What is the count of lines that hold the word "Unternehmen"? Give only the number.

=-=-=

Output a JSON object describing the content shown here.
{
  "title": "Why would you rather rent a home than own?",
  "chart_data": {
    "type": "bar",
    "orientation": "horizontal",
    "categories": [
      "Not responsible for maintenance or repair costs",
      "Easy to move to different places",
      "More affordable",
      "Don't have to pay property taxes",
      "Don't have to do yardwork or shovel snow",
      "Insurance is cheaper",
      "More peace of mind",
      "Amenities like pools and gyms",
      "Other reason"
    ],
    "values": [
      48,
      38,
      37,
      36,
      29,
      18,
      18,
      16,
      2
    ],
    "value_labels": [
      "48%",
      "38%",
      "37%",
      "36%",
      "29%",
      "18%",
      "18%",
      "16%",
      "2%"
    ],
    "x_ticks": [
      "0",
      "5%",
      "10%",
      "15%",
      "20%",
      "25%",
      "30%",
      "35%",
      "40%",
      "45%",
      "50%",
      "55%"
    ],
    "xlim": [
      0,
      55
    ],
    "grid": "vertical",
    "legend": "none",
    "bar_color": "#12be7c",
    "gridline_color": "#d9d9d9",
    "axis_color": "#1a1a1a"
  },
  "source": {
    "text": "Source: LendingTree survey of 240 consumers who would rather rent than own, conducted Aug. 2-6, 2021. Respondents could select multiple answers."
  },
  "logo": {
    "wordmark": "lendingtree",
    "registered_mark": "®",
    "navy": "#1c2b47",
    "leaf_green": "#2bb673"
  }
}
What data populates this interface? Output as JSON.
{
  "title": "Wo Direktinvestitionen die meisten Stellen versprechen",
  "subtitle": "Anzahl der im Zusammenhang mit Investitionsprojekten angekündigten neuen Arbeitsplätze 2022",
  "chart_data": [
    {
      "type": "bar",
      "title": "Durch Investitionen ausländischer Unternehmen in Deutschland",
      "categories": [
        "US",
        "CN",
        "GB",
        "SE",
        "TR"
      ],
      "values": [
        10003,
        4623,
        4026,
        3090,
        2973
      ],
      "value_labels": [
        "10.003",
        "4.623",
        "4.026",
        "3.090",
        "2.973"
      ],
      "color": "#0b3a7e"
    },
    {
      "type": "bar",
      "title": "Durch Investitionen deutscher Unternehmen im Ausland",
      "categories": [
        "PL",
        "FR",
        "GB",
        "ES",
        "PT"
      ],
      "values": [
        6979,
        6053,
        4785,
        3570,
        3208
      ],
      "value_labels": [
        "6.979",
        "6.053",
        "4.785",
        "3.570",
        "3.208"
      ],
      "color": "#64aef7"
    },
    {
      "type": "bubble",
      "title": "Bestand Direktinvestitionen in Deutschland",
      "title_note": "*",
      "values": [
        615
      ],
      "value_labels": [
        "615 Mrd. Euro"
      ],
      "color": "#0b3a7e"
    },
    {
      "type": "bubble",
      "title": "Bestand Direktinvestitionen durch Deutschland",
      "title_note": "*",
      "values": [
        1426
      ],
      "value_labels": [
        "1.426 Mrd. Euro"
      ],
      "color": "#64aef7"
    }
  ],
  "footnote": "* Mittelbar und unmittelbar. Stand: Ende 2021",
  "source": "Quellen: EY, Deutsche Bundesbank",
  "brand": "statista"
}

=-=-=

-- WRITTEN RESPONSE --
2